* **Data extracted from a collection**

◇ ◇ ◇ ◇ ◇ ◇ ◇

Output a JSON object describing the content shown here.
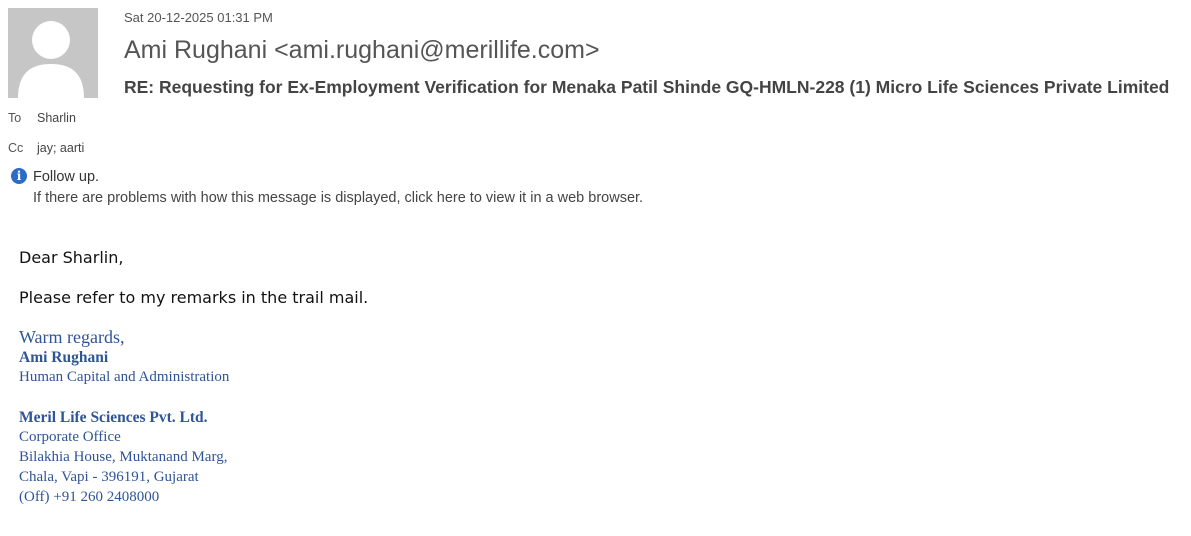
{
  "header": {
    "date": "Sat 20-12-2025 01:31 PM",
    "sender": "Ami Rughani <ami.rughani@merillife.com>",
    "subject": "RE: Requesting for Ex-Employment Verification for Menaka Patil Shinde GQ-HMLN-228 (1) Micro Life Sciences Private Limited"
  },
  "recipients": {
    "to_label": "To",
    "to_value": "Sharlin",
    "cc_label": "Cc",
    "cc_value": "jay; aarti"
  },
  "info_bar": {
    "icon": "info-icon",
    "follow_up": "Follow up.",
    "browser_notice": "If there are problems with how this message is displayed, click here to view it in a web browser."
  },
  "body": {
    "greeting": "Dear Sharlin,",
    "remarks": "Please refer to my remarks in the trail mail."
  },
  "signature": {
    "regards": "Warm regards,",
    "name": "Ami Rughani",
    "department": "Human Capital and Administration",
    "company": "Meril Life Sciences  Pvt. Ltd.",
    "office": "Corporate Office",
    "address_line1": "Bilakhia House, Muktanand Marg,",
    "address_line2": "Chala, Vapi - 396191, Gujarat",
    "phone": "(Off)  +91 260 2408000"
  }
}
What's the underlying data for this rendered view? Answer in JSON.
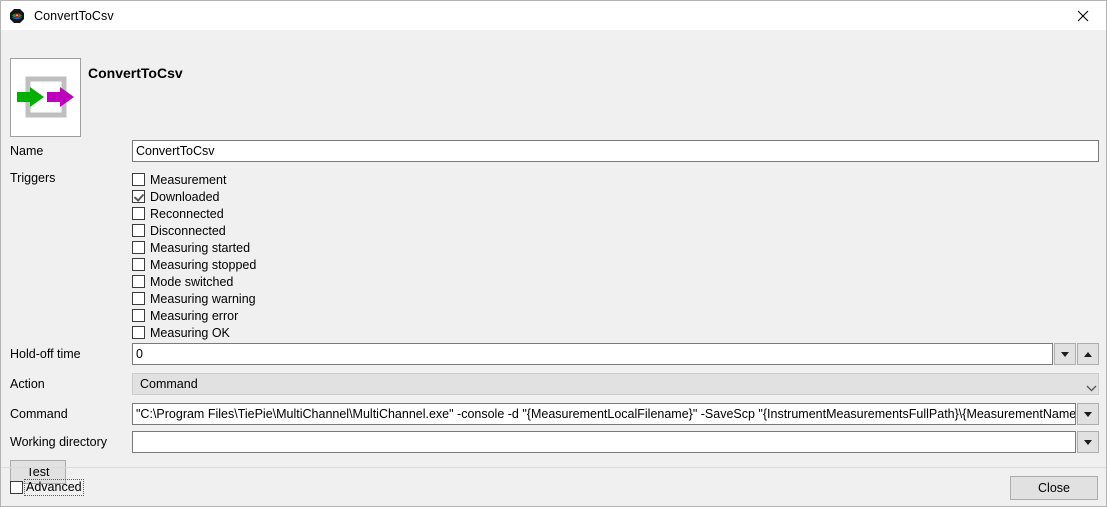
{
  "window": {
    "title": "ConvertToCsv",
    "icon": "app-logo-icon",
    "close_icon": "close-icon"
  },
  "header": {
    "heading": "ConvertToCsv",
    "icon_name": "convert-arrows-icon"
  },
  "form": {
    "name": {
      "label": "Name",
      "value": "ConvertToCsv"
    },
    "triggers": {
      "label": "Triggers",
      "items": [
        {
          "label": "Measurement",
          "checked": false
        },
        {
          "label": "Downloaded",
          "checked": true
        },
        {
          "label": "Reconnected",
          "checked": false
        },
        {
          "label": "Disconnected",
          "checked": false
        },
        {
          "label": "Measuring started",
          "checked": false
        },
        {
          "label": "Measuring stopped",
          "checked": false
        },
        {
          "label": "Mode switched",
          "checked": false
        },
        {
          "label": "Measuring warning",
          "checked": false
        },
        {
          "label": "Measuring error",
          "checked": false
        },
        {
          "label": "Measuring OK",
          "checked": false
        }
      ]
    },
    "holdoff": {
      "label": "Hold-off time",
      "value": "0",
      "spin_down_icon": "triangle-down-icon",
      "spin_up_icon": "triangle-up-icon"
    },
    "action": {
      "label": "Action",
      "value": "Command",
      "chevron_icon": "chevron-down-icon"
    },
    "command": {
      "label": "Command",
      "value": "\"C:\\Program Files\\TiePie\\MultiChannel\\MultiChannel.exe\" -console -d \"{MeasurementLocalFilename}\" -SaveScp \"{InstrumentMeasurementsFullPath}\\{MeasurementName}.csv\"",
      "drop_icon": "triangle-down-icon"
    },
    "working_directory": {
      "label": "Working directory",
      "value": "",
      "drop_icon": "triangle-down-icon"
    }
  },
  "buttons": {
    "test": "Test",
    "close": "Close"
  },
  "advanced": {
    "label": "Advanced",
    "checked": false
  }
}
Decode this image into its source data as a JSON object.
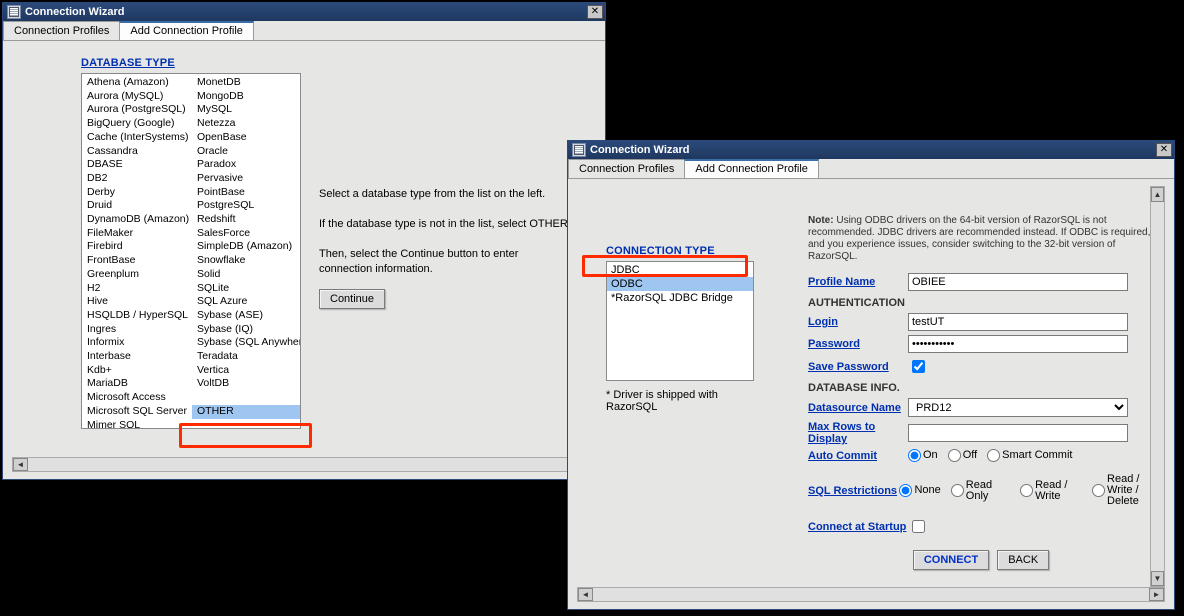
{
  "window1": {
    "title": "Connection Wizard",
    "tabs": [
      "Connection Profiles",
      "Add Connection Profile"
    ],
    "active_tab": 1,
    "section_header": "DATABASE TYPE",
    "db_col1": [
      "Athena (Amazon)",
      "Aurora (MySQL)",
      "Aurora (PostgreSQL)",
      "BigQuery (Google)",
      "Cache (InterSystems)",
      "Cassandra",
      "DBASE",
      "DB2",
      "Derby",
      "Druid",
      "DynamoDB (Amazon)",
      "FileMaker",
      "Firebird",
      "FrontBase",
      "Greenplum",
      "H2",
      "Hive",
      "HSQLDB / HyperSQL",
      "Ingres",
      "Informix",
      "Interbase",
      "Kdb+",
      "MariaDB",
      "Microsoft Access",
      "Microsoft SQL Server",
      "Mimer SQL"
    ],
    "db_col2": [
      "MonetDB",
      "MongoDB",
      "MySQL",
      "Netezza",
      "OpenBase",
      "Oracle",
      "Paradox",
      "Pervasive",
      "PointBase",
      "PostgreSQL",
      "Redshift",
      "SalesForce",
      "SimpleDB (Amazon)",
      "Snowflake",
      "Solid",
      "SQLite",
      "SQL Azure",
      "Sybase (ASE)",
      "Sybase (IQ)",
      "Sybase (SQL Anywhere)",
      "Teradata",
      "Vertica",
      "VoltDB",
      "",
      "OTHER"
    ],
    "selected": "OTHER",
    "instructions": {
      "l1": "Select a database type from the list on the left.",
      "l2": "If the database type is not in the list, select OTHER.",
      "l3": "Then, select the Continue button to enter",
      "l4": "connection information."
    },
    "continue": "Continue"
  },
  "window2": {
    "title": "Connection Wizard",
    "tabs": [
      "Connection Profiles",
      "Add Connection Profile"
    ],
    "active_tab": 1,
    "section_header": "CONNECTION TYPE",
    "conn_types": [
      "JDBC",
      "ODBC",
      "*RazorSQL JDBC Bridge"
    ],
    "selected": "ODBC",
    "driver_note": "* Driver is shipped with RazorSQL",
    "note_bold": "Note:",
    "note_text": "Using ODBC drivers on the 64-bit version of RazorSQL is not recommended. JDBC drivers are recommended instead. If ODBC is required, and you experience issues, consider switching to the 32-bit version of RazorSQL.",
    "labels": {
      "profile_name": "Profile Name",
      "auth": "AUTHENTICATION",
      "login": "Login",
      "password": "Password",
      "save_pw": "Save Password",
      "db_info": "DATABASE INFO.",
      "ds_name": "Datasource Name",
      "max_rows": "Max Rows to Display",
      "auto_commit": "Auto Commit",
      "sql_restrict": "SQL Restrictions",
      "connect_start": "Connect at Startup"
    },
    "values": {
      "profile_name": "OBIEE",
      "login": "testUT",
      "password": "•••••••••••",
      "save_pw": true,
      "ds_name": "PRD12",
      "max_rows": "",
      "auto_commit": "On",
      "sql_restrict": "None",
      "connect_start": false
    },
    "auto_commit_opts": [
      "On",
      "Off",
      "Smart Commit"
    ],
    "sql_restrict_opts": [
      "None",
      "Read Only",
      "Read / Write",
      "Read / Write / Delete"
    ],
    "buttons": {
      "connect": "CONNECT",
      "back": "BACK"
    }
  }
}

◇ ◇ ◇ ◇ ◇ ◇ ◇

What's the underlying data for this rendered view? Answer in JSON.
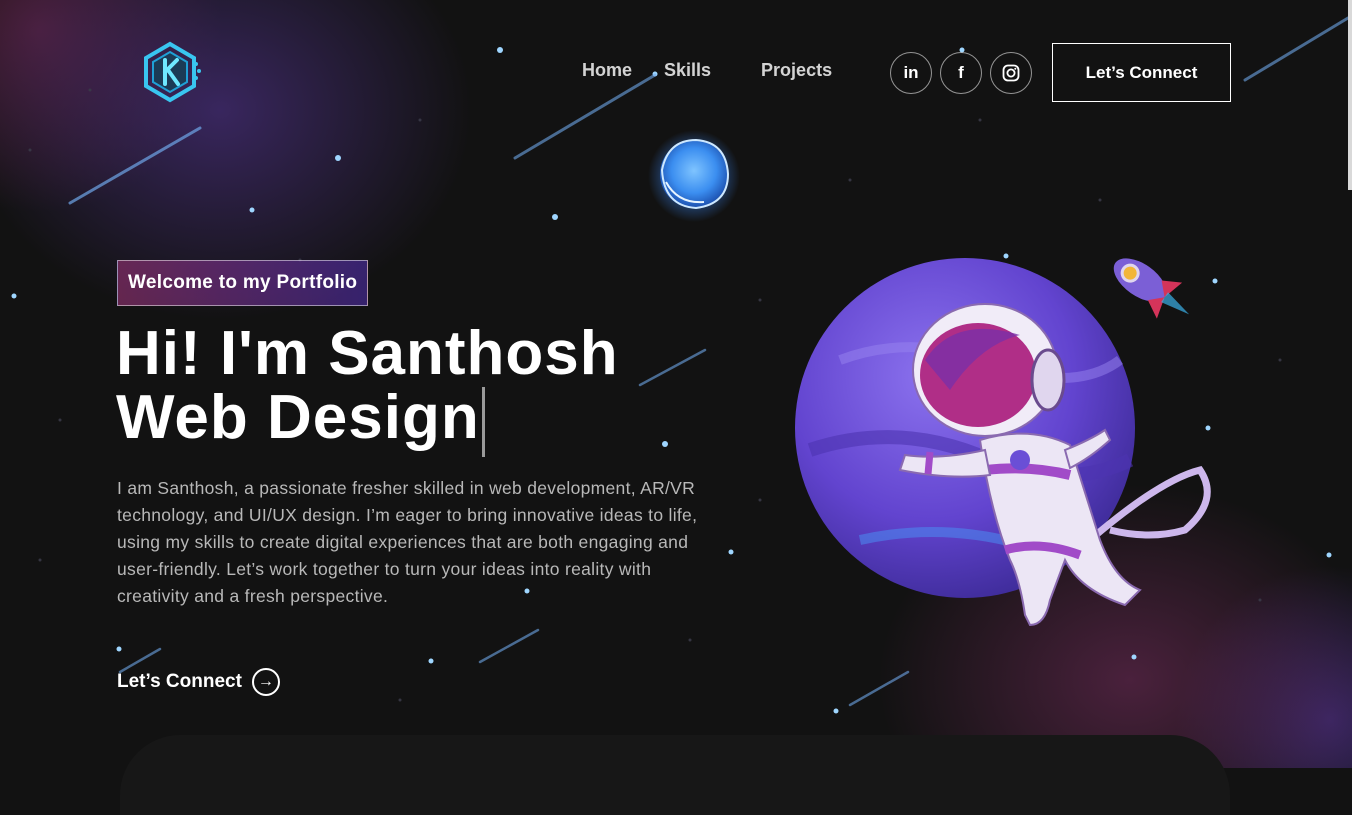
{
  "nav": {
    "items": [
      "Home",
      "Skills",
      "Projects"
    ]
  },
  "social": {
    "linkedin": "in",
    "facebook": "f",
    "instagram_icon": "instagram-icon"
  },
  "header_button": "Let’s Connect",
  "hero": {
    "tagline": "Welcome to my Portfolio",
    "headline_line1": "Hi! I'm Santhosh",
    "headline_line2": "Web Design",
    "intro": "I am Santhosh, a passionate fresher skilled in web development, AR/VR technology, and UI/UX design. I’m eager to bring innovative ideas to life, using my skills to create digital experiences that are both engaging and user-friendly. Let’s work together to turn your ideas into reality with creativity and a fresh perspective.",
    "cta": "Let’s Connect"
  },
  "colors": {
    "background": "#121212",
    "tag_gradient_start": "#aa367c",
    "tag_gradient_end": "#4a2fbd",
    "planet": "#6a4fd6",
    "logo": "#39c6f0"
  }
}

◇ ◇ ◇ ◇ ◇ ◇ ◇

* **REQUIRED WORK**
Pull out each line holding the string "JSON".

* **EXPECTED ANSWER**
Output a JSON object describing the content shown here.
What's the underlying data for this rendered view? Answer in JSON.
Decode this image into its source data as a JSON object.
What's the underlying data for this rendered view? Answer in JSON.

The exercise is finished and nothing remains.